Dataset excerpt
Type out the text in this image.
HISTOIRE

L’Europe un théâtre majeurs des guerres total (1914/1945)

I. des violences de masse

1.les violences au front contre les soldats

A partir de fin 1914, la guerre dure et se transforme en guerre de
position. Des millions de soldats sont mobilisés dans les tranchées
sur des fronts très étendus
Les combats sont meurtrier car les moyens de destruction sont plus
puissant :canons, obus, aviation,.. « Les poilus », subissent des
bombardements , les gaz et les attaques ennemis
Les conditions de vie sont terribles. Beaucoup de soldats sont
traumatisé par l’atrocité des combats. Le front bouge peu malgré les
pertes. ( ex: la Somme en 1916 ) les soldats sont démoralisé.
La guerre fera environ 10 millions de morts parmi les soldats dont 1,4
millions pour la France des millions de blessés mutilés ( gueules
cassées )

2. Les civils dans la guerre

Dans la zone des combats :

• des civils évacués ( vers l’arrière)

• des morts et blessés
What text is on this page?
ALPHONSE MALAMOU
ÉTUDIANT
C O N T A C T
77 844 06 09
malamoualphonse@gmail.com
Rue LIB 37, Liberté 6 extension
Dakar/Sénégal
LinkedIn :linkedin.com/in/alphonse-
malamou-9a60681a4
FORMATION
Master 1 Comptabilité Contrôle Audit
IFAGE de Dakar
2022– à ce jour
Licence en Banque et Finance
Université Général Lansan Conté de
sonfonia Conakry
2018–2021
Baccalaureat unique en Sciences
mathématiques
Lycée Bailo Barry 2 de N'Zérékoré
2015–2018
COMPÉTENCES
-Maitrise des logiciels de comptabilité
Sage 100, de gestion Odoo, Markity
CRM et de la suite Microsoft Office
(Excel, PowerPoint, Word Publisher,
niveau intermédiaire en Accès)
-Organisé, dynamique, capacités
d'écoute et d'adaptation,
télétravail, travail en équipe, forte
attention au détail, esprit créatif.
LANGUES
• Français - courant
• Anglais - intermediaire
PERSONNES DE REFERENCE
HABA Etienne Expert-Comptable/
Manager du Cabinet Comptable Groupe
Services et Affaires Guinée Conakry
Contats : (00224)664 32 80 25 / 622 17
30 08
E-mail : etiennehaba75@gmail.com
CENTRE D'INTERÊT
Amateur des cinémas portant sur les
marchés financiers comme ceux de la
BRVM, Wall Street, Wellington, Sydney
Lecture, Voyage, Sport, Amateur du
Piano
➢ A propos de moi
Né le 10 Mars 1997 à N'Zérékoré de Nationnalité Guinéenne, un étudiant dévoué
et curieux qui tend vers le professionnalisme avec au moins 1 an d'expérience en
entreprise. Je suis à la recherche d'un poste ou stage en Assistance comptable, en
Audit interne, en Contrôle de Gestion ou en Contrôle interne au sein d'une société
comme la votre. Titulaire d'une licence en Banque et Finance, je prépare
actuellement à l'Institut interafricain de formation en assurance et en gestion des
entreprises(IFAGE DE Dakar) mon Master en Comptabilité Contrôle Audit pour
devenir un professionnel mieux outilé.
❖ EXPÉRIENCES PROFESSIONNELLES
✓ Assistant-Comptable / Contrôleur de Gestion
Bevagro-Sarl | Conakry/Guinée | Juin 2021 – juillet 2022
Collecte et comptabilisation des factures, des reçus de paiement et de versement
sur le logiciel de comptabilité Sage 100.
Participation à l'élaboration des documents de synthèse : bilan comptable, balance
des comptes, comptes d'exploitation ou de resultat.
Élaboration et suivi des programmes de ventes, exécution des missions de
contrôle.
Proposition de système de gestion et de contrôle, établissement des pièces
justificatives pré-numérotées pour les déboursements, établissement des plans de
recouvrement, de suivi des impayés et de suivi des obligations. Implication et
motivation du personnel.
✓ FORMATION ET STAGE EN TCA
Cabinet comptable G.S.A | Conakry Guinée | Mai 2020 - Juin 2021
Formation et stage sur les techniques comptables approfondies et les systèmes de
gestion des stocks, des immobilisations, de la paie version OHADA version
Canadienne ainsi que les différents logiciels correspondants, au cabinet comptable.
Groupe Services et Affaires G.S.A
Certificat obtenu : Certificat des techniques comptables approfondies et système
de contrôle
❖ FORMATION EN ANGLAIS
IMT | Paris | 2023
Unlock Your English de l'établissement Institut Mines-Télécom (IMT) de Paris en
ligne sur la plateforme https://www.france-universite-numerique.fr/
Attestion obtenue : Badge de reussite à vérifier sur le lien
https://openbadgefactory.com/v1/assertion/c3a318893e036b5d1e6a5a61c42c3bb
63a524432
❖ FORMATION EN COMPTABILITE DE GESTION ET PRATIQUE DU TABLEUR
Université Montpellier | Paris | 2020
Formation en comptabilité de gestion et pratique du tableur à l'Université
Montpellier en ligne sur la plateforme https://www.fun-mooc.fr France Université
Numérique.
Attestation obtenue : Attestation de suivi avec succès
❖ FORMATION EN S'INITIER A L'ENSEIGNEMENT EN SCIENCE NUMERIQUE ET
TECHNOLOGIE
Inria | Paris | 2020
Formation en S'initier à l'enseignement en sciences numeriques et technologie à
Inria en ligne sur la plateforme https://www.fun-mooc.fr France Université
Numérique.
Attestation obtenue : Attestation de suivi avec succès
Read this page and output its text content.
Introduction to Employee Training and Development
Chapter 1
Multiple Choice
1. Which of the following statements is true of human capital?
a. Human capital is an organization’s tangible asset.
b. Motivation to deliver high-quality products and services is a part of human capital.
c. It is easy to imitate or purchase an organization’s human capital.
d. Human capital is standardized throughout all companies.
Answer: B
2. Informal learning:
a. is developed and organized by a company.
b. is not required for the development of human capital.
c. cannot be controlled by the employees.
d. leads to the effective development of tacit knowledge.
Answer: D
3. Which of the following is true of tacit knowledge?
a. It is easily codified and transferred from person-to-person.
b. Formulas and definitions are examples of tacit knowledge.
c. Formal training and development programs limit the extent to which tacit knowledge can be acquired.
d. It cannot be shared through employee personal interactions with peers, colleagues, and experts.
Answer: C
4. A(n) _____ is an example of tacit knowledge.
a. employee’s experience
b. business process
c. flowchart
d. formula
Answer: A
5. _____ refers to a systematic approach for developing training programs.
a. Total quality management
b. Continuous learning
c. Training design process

REQUIRED TASK: How many lines in the records above contain the word "Zérékoré"? Give only the number.

TASK OUTPUT: 2